SET PROBLEM:
Every entry must be copied word for word.
──────── TASK INPUTS ────────
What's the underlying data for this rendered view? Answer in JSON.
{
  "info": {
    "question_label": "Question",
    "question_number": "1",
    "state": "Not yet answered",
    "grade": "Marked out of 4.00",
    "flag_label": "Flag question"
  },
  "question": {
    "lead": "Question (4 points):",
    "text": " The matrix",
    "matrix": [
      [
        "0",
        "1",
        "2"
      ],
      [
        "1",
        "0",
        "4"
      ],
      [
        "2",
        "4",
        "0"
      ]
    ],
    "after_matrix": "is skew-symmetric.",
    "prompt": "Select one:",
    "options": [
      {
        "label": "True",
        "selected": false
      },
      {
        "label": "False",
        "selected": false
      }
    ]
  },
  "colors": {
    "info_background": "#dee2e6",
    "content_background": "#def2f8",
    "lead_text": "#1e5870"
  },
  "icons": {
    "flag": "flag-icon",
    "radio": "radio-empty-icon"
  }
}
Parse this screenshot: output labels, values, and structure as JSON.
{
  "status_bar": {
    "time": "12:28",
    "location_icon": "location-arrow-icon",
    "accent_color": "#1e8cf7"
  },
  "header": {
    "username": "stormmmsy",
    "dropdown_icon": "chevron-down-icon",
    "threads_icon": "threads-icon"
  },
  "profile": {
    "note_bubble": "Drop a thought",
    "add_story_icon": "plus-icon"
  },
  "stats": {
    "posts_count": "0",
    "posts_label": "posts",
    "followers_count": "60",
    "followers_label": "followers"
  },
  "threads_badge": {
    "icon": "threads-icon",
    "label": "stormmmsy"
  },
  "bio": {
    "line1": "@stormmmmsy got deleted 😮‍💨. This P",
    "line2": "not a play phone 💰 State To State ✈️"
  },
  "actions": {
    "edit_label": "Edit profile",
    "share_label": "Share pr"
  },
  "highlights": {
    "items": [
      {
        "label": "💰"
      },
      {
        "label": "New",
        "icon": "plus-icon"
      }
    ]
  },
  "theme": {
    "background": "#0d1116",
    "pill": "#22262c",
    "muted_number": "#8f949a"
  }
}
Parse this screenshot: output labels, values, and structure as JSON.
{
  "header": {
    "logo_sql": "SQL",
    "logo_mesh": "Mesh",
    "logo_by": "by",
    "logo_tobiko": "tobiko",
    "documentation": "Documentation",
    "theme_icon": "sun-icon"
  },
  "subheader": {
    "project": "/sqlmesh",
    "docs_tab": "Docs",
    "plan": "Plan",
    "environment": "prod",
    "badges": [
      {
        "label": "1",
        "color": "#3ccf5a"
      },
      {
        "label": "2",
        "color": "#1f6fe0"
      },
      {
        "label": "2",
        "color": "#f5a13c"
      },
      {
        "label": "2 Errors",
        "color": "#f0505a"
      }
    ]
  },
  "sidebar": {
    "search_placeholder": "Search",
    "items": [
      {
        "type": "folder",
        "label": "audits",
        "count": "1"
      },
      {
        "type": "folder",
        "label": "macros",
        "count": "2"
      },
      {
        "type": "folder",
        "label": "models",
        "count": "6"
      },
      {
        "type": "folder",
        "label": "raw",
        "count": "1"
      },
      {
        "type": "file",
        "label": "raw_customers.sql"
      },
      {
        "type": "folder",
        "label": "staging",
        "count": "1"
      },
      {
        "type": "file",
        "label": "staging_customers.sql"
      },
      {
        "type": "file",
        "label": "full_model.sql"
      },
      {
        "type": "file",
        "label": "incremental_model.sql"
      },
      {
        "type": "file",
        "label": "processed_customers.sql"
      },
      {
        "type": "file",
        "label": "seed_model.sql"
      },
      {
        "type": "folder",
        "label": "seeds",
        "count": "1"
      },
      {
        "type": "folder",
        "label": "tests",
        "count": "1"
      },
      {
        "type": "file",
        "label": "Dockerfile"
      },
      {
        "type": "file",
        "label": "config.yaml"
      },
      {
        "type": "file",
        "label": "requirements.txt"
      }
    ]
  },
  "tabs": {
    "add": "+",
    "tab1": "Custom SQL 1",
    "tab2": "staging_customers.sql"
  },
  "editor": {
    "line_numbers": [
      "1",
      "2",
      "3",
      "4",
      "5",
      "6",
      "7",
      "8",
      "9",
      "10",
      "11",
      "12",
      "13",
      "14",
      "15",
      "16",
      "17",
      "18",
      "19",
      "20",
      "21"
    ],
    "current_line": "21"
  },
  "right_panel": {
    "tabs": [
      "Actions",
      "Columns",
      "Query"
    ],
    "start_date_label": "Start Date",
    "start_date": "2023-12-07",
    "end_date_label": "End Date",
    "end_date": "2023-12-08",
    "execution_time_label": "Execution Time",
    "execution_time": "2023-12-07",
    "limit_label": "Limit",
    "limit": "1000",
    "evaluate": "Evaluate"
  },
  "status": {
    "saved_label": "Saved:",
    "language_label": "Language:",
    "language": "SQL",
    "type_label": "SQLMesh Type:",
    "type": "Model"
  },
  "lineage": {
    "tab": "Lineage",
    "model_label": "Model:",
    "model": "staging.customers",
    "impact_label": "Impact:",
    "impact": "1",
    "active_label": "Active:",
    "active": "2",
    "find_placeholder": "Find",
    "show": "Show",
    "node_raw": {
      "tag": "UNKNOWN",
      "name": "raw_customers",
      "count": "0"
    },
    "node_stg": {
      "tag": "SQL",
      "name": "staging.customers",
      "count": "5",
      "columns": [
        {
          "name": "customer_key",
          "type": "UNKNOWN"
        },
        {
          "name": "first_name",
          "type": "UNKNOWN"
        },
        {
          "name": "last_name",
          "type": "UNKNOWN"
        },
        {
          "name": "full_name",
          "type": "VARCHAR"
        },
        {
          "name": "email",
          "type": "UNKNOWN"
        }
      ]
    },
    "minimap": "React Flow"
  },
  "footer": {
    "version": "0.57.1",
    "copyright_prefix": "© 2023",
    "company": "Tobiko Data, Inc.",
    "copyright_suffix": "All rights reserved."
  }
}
────────
ANSWER IN FULL:
What's the underlying data for this rendered view? Answer in JSON.
{
  "info": {
    "question_label": "Question",
    "question_number": "1",
    "state": "Not yet answered",
    "grade": "Marked out of 4.00",
    "flag_label": "Flag question"
  },
  "question": {
    "lead": "Question (4 points):",
    "text": " The matrix",
    "matrix": [
      [
        "0",
        "1",
        "2"
      ],
      [
        "1",
        "0",
        "4"
      ],
      [
        "2",
        "4",
        "0"
      ]
    ],
    "after_matrix": "is skew-symmetric.",
    "prompt": "Select one:",
    "options": [
      {
        "label": "True",
        "selected": false
      },
      {
        "label": "False",
        "selected": false
      }
    ]
  },
  "colors": {
    "info_background": "#dee2e6",
    "content_background": "#def2f8",
    "lead_text": "#1e5870"
  },
  "icons": {
    "flag": "flag-icon",
    "radio": "radio-empty-icon"
  }
}
Parse this screenshot: output labels, values, and structure as JSON.
{
  "status_bar": {
    "time": "12:28",
    "location_icon": "location-arrow-icon",
    "accent_color": "#1e8cf7"
  },
  "header": {
    "username": "stormmmsy",
    "dropdown_icon": "chevron-down-icon",
    "threads_icon": "threads-icon"
  },
  "profile": {
    "note_bubble": "Drop a thought",
    "add_story_icon": "plus-icon"
  },
  "stats": {
    "posts_count": "0",
    "posts_label": "posts",
    "followers_count": "60",
    "followers_label": "followers"
  },
  "threads_badge": {
    "icon": "threads-icon",
    "label": "stormmmsy"
  },
  "bio": {
    "line1": "@stormmmmsy got deleted 😮‍💨. This P",
    "line2": "not a play phone 💰 State To State ✈️"
  },
  "actions": {
    "edit_label": "Edit profile",
    "share_label": "Share pr"
  },
  "highlights": {
    "items": [
      {
        "label": "💰"
      },
      {
        "label": "New",
        "icon": "plus-icon"
      }
    ]
  },
  "theme": {
    "background": "#0d1116",
    "pill": "#22262c",
    "muted_number": "#8f949a"
  }
}
Parse this screenshot: output labels, values, and structure as JSON.
{
  "header": {
    "logo_sql": "SQL",
    "logo_mesh": "Mesh",
    "logo_by": "by",
    "logo_tobiko": "tobiko",
    "documentation": "Documentation",
    "theme_icon": "sun-icon"
  },
  "subheader": {
    "project": "/sqlmesh",
    "docs_tab": "Docs",
    "plan": "Plan",
    "environment": "prod",
    "badges": [
      {
        "label": "1",
        "color": "#3ccf5a"
      },
      {
        "label": "2",
        "color": "#1f6fe0"
      },
      {
        "label": "2",
        "color": "#f5a13c"
      },
      {
        "label": "2 Errors",
        "color": "#f0505a"
      }
    ]
  },
  "sidebar": {
    "search_placeholder": "Search",
    "items": [
      {
        "type": "folder",
        "label": "audits",
        "count": "1"
      },
      {
        "type": "folder",
        "label": "macros",
        "count": "2"
      },
      {
        "type": "folder",
        "label": "models",
        "count": "6"
      },
      {
        "type": "folder",
        "label": "raw",
        "count": "1"
      },
      {
        "type": "file",
        "label": "raw_customers.sql"
      },
      {
        "type": "folder",
        "label": "staging",
        "count": "1"
      },
      {
        "type": "file",
        "label": "staging_customers.sql"
      },
      {
        "type": "file",
        "label": "full_model.sql"
      },
      {
        "type": "file",
        "label": "incremental_model.sql"
      },
      {
        "type": "file",
        "label": "processed_customers.sql"
      },
      {
        "type": "file",
        "label": "seed_model.sql"
      },
      {
        "type": "folder",
        "label": "seeds",
        "count": "1"
      },
      {
        "type": "folder",
        "label": "tests",
        "count": "1"
      },
      {
        "type": "file",
        "label": "Dockerfile"
      },
      {
        "type": "file",
        "label": "config.yaml"
      },
      {
        "type": "file",
        "label": "requirements.txt"
      }
    ]
  },
  "tabs": {
    "add": "+",
    "tab1": "Custom SQL 1",
    "tab2": "staging_customers.sql"
  },
  "editor": {
    "line_numbers": [
      "1",
      "2",
      "3",
      "4",
      "5",
      "6",
      "7",
      "8",
      "9",
      "10",
      "11",
      "12",
      "13",
      "14",
      "15",
      "16",
      "17",
      "18",
      "19",
      "20",
      "21"
    ],
    "current_line": "21"
  },
  "right_panel": {
    "tabs": [
      "Actions",
      "Columns",
      "Query"
    ],
    "start_date_label": "Start Date",
    "start_date": "2023-12-07",
    "end_date_label": "End Date",
    "end_date": "2023-12-08",
    "execution_time_label": "Execution Time",
    "execution_time": "2023-12-07",
    "limit_label": "Limit",
    "limit": "1000",
    "evaluate": "Evaluate"
  },
  "status": {
    "saved_label": "Saved:",
    "language_label": "Language:",
    "language": "SQL",
    "type_label": "SQLMesh Type:",
    "type": "Model"
  },
  "lineage": {
    "tab": "Lineage",
    "model_label": "Model:",
    "model": "staging.customers",
    "impact_label": "Impact:",
    "impact": "1",
    "active_label": "Active:",
    "active": "2",
    "find_placeholder": "Find",
    "show": "Show",
    "node_raw": {
      "tag": "UNKNOWN",
      "name": "raw_customers",
      "count": "0"
    },
    "node_stg": {
      "tag": "SQL",
      "name": "staging.customers",
      "count": "5",
      "columns": [
        {
          "name": "customer_key",
          "type": "UNKNOWN"
        },
        {
          "name": "first_name",
          "type": "UNKNOWN"
        },
        {
          "name": "last_name",
          "type": "UNKNOWN"
        },
        {
          "name": "full_name",
          "type": "VARCHAR"
        },
        {
          "name": "email",
          "type": "UNKNOWN"
        }
      ]
    },
    "minimap": "React Flow"
  },
  "footer": {
    "version": "0.57.1",
    "copyright_prefix": "© 2023",
    "company": "Tobiko Data, Inc.",
    "copyright_suffix": "All rights reserved."
  }
}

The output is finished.